(Dataset items)
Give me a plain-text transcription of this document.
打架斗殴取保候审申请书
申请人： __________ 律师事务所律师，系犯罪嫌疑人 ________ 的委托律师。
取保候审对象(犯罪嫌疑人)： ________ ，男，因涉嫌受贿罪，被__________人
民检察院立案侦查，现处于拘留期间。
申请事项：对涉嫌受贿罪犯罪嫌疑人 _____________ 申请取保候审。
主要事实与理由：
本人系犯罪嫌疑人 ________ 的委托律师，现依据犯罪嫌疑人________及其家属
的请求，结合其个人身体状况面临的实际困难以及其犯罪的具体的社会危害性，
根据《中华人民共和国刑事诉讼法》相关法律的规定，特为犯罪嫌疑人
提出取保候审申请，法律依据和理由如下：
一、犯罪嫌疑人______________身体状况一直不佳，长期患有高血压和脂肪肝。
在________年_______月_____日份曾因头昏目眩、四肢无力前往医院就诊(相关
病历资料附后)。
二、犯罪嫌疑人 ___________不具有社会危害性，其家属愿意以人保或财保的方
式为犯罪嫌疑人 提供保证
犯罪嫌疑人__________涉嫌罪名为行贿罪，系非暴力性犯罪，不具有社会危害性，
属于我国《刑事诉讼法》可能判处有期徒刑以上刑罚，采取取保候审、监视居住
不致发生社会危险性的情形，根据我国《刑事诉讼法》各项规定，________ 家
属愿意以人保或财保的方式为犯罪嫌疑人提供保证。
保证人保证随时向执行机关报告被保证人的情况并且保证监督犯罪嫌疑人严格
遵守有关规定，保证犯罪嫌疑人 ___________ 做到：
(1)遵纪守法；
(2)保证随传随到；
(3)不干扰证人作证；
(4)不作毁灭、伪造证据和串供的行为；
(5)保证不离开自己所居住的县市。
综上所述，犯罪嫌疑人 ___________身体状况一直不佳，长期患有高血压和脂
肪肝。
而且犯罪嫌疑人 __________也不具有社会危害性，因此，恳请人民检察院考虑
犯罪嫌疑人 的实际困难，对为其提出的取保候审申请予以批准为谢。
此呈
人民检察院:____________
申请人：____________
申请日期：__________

Exercise details ▸ Every line above needs to be retyped exactly.

Written answer ▸
Give me a plain-text transcription of this document.
打架斗殴取保候审申请书
申请人： __________ 律师事务所律师，系犯罪嫌疑人 ________ 的委托律师。
取保候审对象(犯罪嫌疑人)： ________ ，男，因涉嫌受贿罪，被__________人
民检察院立案侦查，现处于拘留期间。
申请事项：对涉嫌受贿罪犯罪嫌疑人 _____________ 申请取保候审。
主要事实与理由：
本人系犯罪嫌疑人 ________ 的委托律师，现依据犯罪嫌疑人________及其家属
的请求，结合其个人身体状况面临的实际困难以及其犯罪的具体的社会危害性，
根据《中华人民共和国刑事诉讼法》相关法律的规定，特为犯罪嫌疑人
提出取保候审申请，法律依据和理由如下：
一、犯罪嫌疑人______________身体状况一直不佳，长期患有高血压和脂肪肝。
在________年_______月_____日份曾因头昏目眩、四肢无力前往医院就诊(相关
病历资料附后)。
二、犯罪嫌疑人 ___________不具有社会危害性，其家属愿意以人保或财保的方
式为犯罪嫌疑人 提供保证
犯罪嫌疑人__________涉嫌罪名为行贿罪，系非暴力性犯罪，不具有社会危害性，
属于我国《刑事诉讼法》可能判处有期徒刑以上刑罚，采取取保候审、监视居住
不致发生社会危险性的情形，根据我国《刑事诉讼法》各项规定，________ 家
属愿意以人保或财保的方式为犯罪嫌疑人提供保证。
保证人保证随时向执行机关报告被保证人的情况并且保证监督犯罪嫌疑人严格
遵守有关规定，保证犯罪嫌疑人 ___________ 做到：
(1)遵纪守法；
(2)保证随传随到；
(3)不干扰证人作证；
(4)不作毁灭、伪造证据和串供的行为；
(5)保证不离开自己所居住的县市。
综上所述，犯罪嫌疑人 ___________身体状况一直不佳，长期患有高血压和脂
肪肝。
而且犯罪嫌疑人 __________也不具有社会危害性，因此，恳请人民检察院考虑
犯罪嫌疑人 的实际困难，对为其提出的取保候审申请予以批准为谢。
此呈
人民检察院:____________
申请人：____________
申请日期：__________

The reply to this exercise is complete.